● WORK TO BE COMPLETED
Work through the material below and count the lines holding the word "الشافعي"; give that count and nothing more.

● LISTED RECORDS
-- start --

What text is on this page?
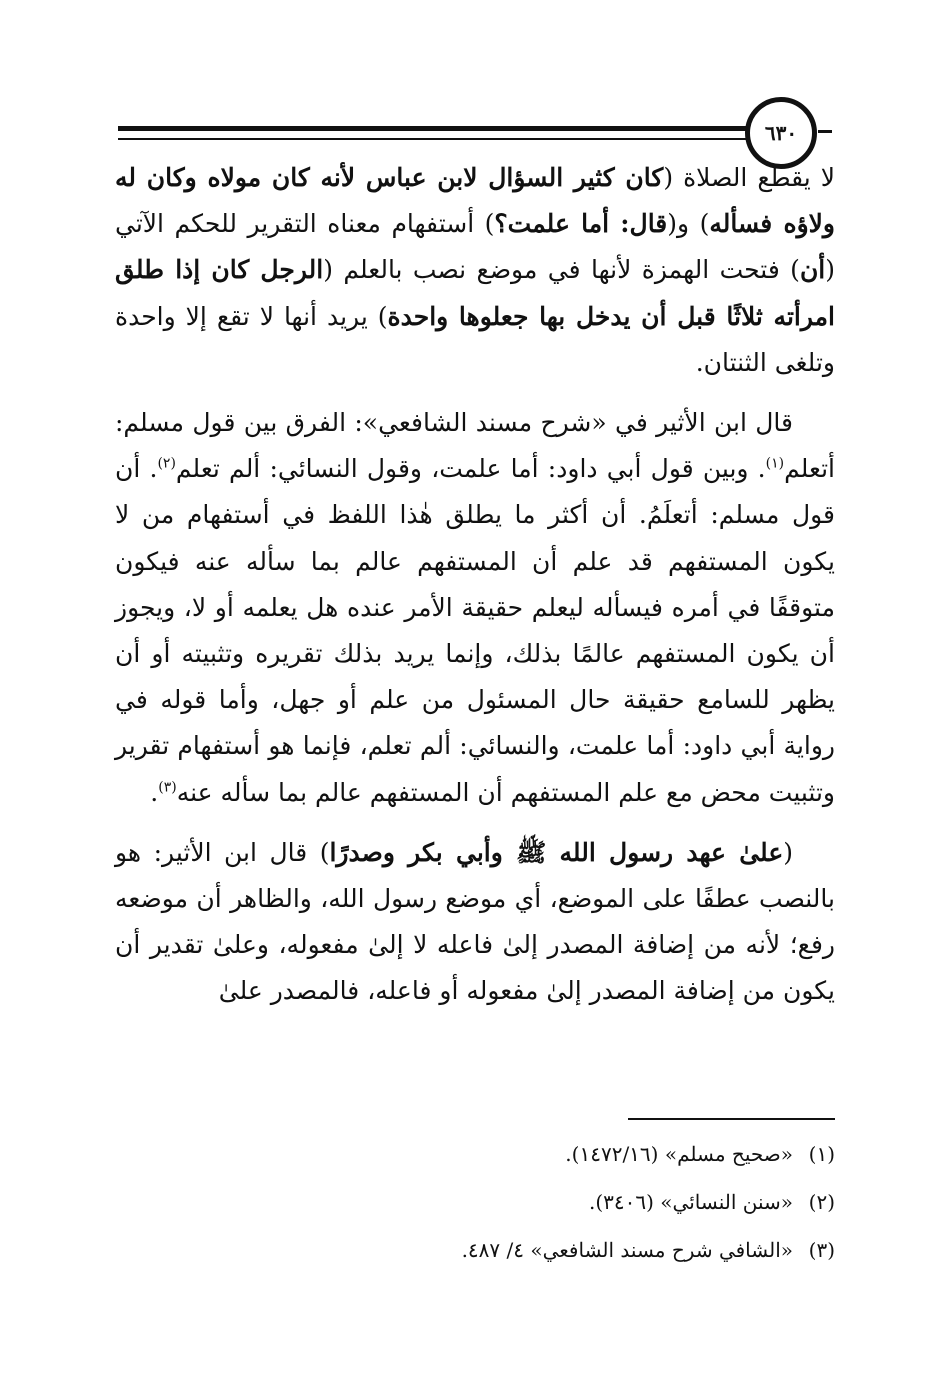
٦٣٠

لا يقطع الصلاة (كان كثير السؤال لابن عباس لأنه كان مولاه وكان له ولاؤه فسأله) و(قال: أما علمت؟) أستفهام معناه التقرير للحكم الآتي (أن) فتحت الهمزة لأنها في موضع نصب بالعلم (الرجل كان إذا طلق امرأته ثلاثًا قبل أن يدخل بها جعلوها واحدة) يريد أنها لا تقع إلا واحدة وتلغى الثنتان.

قال ابن الأثير في «شرح مسند الشافعي»: الفرق بين قول مسلم: أتعلم$^{(١)}$. وبين قول أبي داود: أما علمت، وقول النسائي: ألم تعلم$^{(٢)}$. أن قول مسلم: أتعلَمُ. أن أكثر ما يطلق هٰذا اللفظ في أستفهام من لا يكون المستفهم قد علم أن المستفهم عالم بما سأله عنه فيكون متوقفًا في أمره فيسأله ليعلم حقيقة الأمر عنده هل يعلمه أو لا، ويجوز أن يكون المستفهم عالمًا بذلك، وإنما يريد بذلك تقريره وتثبيته أو أن يظهر للسامع حقيقة حال المسئول من علم أو جهل، وأما قوله في رواية أبي داود: أما علمت، والنسائي: ألم تعلم، فإنما هو أستفهام تقرير وتثبيت محض مع علم المستفهم أن المستفهم عالم بما سأله عنه$^{(٣)}$.

(علىٰ عهد رسول الله ﷺ وأبي بكر وصدرًا) قال ابن الأثير: هو بالنصب عطفًا على الموضع، أي موضع رسول الله، والظاهر أن موضعه رفع؛ لأنه من إضافة المصدر إلىٰ فاعله لا إلىٰ مفعوله، وعلىٰ تقدير أن يكون من إضافة المصدر إلىٰ مفعوله أو فاعله، فالمصدر علىٰ

(١)«صحيح مسلم» (١٤٧٢/١٦).
(٢)«سنن النسائي» (٣٤٠٦).
(٣)«الشافي شرح مسند الشافعي» ٤/ ٤٨٧.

-- end --

● RIGHT ANSWER
2